====== DATA EXTRACT ======

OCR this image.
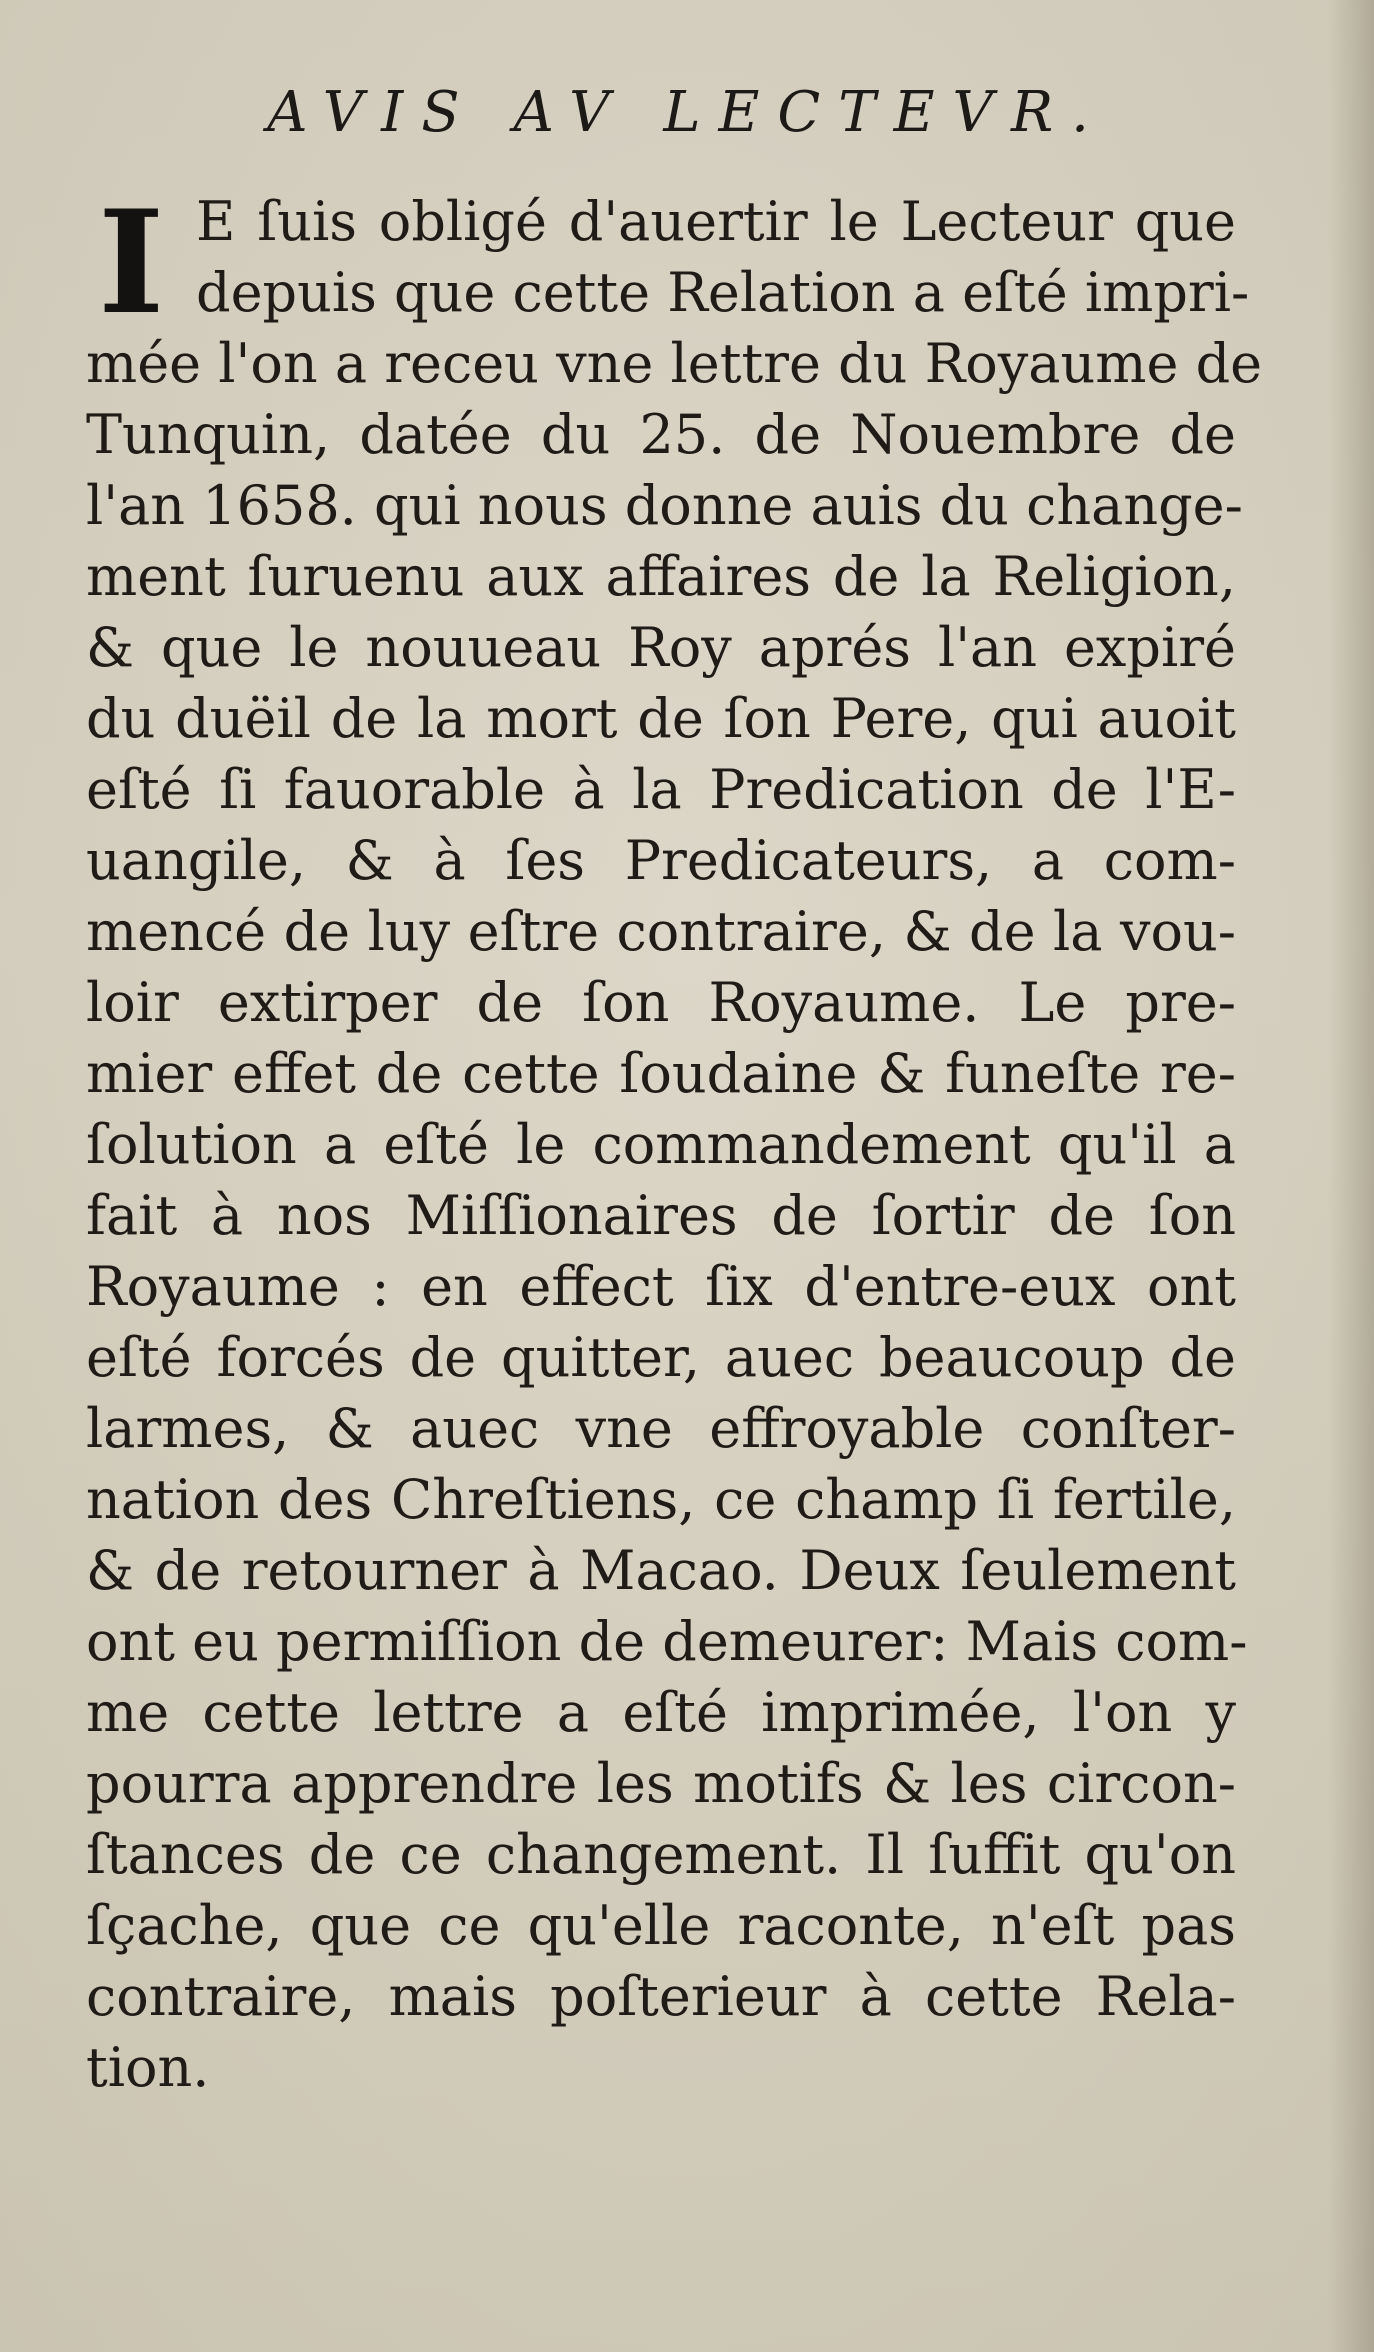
AVIS AV LECTEVR.
I E ſuis obligé d'auertir le Lecteur que
depuis que cette Relation a eſté impri-
mée l'on a receu vne lettre du Royaume de
Tunquin, datée du 25. de Nouembre de
l'an 1658. qui nous donne auis du change-
ment ſuruenu aux affaires de la Religion,
& que le nouueau Roy aprés l'an expiré
du duëil de la mort de ſon Pere, qui auoit
eſté ſi fauorable à la Predication de l'E-
uangile, & à ſes Predicateurs, a com-
mencé de luy eſtre contraire, & de la vou-
loir extirper de ſon Royaume. Le pre-
mier effet de cette ſoudaine & funeſte re-
ſolution a eſté le commandement qu'il a
fait à nos Miſſionaires de ſortir de ſon
Royaume : en effect ſix d'entre-eux ont
eſté forcés de quitter, auec beaucoup de
larmes, & auec vne effroyable conſter-
nation des Chreſtiens, ce champ ſi fertile,
& de retourner à Macao. Deux ſeulement
ont eu permiſſion de demeurer: Mais com-
me cette lettre a eſté imprimée, l'on y
pourra apprendre les motifs & les circon-
ſtances de ce changement. Il ſuffit qu'on
ſçache, que ce qu'elle raconte, n'eſt pas
contraire, mais poſterieur à cette Rela-
tion.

======

- [WHAT THE TASK REQUIRES]: Copy each line of the listing in which the word "eſté" can be found.

- [FINAL RESULT]:
depuis que cette Relation a eſté impri-
eſté ſi fauorable à la Predication de l'E-
ſolution a eſté le commandement qu'il a
eſté forcés de quitter, auec beaucoup de
me cette lettre a eſté imprimée, l'on y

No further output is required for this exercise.